Short task:
Print the entire listing. Each line must match the original exactly.
════════
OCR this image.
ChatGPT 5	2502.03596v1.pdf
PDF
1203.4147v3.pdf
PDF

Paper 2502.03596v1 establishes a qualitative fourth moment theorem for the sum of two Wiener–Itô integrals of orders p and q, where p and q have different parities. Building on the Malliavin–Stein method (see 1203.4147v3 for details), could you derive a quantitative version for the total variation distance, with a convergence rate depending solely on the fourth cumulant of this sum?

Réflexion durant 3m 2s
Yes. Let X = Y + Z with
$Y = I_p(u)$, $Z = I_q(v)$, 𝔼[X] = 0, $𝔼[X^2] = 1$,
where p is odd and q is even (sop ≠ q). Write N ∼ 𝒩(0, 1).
════════
Solution to this task:
OCR this image.
ChatGPT 5	2502.03596v1.pdf
PDF
1203.4147v3.pdf
PDF

Paper 2502.03596v1 establishes a qualitative fourth moment theorem for the sum of two Wiener–Itô integrals of orders p and q, where p and q have different parities. Building on the Malliavin–Stein method (see 1203.4147v3 for details), could you derive a quantitative version for the total variation distance, with a convergence rate depending solely on the fourth cumulant of this sum?

Réflexion durant 3m 2s
Yes. Let X = Y + Z with
$Y = I_p(u)$, $Z = I_q(v)$, 𝔼[X] = 0, $𝔼[X^2] = 1$,
where p is odd and q is even (sop ≠ q). Write N ∼ 𝒩(0, 1).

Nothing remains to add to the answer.